▶ EXERCISE:
Give only the number of lines where "photo" occurs.

☆ ☆ ☆ ☆ ☆

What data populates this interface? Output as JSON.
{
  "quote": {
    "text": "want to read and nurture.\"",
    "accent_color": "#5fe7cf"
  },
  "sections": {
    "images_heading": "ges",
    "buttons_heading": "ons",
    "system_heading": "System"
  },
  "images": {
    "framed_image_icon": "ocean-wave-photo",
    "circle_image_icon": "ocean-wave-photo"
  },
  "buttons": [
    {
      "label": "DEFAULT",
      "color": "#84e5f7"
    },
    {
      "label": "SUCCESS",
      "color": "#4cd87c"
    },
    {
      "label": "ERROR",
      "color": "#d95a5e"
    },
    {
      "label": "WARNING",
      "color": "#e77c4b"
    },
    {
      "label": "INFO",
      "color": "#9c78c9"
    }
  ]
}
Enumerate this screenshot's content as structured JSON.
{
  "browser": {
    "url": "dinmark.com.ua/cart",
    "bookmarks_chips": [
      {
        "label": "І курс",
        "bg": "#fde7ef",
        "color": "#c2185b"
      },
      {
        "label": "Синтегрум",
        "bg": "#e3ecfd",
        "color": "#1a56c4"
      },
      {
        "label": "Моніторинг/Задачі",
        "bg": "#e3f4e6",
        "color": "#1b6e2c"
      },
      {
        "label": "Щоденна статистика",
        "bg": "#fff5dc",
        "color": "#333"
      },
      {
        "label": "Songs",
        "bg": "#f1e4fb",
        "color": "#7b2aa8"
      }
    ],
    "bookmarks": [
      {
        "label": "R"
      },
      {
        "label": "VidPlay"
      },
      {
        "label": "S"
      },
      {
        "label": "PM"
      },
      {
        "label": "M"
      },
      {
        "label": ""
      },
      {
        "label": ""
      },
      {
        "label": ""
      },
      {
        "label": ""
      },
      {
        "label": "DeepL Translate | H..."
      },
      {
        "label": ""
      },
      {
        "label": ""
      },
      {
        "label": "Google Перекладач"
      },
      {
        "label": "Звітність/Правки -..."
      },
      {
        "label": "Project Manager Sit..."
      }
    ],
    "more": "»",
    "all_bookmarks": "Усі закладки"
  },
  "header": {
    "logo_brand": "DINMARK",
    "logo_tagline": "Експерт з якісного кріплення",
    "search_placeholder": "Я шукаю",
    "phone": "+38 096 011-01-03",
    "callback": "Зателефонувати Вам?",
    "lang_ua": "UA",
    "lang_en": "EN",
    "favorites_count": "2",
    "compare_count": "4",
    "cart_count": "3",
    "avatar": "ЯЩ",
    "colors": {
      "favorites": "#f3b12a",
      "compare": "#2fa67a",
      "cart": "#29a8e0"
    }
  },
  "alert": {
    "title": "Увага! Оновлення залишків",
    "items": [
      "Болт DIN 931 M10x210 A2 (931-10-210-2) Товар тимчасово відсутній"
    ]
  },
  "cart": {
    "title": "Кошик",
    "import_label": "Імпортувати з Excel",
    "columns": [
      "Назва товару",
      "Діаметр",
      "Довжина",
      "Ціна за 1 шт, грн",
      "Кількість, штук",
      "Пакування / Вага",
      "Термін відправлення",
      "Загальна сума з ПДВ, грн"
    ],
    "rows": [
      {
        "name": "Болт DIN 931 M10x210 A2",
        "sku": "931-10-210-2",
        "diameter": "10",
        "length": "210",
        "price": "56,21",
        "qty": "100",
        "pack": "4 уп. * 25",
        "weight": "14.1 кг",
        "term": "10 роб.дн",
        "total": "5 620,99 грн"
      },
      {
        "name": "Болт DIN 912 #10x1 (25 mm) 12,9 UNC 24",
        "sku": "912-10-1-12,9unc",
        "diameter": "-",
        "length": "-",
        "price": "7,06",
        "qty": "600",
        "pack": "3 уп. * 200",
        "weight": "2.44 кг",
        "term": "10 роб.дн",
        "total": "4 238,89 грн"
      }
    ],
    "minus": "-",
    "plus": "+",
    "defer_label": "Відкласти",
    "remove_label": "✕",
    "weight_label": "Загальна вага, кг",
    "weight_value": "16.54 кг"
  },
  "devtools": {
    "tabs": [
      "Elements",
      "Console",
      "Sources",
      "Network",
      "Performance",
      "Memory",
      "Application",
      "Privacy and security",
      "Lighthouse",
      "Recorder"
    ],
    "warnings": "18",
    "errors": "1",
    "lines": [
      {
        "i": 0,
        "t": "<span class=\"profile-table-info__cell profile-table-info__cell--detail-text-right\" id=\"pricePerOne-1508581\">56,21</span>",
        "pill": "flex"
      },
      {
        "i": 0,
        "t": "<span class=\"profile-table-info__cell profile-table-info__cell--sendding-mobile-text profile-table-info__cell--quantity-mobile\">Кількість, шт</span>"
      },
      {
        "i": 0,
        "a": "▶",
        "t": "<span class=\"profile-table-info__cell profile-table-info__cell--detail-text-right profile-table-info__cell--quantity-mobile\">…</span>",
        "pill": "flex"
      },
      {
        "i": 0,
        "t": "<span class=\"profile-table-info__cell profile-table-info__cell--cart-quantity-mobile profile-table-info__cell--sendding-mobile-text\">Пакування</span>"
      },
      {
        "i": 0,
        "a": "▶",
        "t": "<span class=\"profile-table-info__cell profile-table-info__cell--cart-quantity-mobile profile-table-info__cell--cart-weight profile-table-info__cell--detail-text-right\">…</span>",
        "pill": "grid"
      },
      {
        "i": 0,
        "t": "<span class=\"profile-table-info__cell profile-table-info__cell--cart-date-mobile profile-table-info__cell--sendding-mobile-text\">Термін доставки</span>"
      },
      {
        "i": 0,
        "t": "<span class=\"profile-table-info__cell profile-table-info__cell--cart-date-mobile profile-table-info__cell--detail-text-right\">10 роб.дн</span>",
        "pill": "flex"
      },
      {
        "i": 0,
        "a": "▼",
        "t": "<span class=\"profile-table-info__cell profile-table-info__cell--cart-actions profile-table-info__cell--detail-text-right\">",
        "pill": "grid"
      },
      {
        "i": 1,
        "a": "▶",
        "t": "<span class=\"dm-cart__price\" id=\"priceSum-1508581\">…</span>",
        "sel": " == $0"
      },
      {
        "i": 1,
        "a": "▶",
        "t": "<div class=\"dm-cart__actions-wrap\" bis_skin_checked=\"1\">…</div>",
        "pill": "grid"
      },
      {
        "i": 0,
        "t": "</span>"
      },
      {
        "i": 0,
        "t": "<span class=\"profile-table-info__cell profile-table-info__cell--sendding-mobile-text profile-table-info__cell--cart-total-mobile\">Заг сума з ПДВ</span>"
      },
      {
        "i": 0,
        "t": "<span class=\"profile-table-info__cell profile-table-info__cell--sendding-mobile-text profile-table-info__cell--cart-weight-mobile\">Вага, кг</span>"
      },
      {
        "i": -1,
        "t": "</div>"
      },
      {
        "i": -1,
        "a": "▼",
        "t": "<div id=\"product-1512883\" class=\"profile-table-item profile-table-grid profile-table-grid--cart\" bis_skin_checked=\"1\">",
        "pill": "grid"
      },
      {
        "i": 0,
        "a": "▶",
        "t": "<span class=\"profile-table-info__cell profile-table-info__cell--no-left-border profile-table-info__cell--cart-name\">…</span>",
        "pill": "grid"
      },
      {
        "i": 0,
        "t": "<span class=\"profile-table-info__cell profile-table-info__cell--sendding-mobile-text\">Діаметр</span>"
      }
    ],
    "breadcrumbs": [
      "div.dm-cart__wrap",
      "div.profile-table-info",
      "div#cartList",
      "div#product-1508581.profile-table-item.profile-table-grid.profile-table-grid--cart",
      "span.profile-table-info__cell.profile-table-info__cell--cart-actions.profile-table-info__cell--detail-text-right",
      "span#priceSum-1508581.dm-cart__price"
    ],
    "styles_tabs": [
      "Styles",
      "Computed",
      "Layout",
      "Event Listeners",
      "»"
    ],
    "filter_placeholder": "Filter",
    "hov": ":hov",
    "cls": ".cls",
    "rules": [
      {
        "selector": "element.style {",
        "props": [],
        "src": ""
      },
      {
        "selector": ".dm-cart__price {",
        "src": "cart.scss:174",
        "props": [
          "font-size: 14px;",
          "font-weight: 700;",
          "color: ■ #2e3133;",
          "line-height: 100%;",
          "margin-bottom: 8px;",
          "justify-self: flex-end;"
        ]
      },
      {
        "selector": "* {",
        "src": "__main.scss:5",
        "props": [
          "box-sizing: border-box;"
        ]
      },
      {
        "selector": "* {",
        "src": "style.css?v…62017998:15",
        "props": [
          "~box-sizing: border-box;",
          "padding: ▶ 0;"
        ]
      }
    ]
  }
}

☆ ☆ ☆ ☆ ☆

▶ COMPLETED TASK:
2